** Texto de partida **
A punto de iniciarse
una de las campañas políticas más intensas, desabridas e inquietantes de los
últimos tiempos -estando en la etapa oficial de las definiciones de las
candidaturas a través de unas elecciones internas que tienen más de meros
espectáculos de vodevil que de auténticos ejercicios democráticos de
participación ciudadana, sobre todo a juzgar por lo sucedido en un partido
tradicional y por lo que se avecina en las demás tiendas políticas, excepción
hecha de un frente de la izquierda-, es bueno traer a la memoria del futuro
elector algunos aspectos esenciales que puedan orientar mejor su elección.
Me preguntaba hace unos meses, ante el
panorama desolador de nuestra escena política, sobre quién podría encarnar una
alternativa decente en las elecciones presidenciales del próximo año, y la
respuesta no la encontraba por ninguna parte. Era sencillamente desconsoladora
la sola idea de pensar que uno de los figurones que encabezan, dizque las
encuestas de intención de voto, pudiera alzarse con el triunfo en las jornadas
de abril del 2016.

** Datos proporcionados **
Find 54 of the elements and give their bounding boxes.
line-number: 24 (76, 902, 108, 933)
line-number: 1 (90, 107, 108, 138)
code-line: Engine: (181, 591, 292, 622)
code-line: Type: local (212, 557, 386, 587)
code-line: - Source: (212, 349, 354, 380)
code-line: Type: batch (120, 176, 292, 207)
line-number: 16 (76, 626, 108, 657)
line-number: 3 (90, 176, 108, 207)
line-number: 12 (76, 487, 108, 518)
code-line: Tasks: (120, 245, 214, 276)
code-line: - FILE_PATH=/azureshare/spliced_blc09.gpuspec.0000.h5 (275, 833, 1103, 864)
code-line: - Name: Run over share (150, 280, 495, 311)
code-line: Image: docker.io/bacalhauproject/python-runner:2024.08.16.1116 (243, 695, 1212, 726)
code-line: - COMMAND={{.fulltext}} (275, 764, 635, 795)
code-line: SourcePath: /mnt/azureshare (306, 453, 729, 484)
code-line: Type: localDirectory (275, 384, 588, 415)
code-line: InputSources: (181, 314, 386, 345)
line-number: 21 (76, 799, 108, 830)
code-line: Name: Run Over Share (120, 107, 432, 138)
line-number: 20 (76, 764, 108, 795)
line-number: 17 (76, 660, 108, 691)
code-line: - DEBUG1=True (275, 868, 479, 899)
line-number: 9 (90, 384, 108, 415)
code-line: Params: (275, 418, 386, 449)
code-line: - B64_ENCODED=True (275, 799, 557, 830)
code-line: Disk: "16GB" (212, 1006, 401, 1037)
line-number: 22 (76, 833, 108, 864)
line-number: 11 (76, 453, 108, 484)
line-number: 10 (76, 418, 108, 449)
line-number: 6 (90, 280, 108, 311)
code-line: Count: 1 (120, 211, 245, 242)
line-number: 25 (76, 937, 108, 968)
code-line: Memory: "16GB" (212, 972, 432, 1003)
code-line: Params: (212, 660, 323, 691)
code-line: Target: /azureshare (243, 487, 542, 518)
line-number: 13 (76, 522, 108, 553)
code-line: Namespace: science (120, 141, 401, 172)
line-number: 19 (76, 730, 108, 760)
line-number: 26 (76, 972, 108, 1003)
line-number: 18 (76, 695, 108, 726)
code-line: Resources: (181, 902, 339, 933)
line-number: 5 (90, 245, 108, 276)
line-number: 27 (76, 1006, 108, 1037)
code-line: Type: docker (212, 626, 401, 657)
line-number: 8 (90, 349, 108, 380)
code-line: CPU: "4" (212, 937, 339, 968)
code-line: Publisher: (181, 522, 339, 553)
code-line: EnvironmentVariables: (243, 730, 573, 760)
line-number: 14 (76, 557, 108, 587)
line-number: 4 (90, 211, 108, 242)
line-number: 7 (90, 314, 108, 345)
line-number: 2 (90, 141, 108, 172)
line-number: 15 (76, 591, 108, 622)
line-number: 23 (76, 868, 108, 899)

** Tarea asignada A **
Resume en dos oraciones el texto sobre la campaña electoral, por favor.
** Tarea asignada B **
Continúa el texto sobre la campaña electoral a partir de su última oración.
Los datos son un material independiente del texto sobre la campaña electoral.

** Resultado del ejercicio A **
Ante el inicio de una campaña política intensa, desabrida e inquietante, con elecciones internas que parecen más espectáculos de vodevil que ejercicios democráticos, conviene recordar al futuro elector algunos aspectos esenciales que orienten su elección. Hace unos meses, frente a un panorama político desolador, quien escribe no hallaba a nadie que encarnara una alternativa decente para las presidenciales del año siguiente, y le resultaba desconsolador que uno de los figurones que encabezan las encuestas pudiera ganar en abril de 2016.

** Resultado del ejercicio B **
¿No hay mejores opciones que éstas?, ¿es
que no nos merecemos algo distinto?, ¿estamos condenados a sufrir gobiernos
desastrosos que nosotros mismos elegimos cada cinco años?, eran algunas de las
interrogantes que me acuciaban insistentemente, al contemplar cómo la hija de
un expresidente sentenciado por ladrón y asesino, un exministro al servicio
invariable de las grandes corporaciones, un exmandatario con serios cuestionamientos
sobre su conducta en materia de política antinarcóticos, otro con graves
acusaciones que aún se ventilan en la justicia, eran los nombres que sonaban
con más fuerza en la opinión pública para el recambio presidencial del próximo
año.
En medio de este gris pesimismo y casi sin
ningún atisbo de luz en el horizonte, se yergue de pronto la inmortal esperanza
en la forma de una promesa que vuelve a despertar los ánimos deshechos por años
y años de experiencias nefastas, sumido en decepciones y traiciones propinadas
por esta impresentable clase política. Aunque racionalmente no hubiera cupo
para la ilusión, una tendencia natural de lo humano nos lleva a veces a
rendirnos a esa fuerza desconocida gobernada por el instinto y la intuición.
Pues como decía el maestro Ernesto Sábato, si la angustia es la prueba
ontológica de la nada, la esperanza lo es del sentido de la vida; en este caso,
de nuestro futuro político.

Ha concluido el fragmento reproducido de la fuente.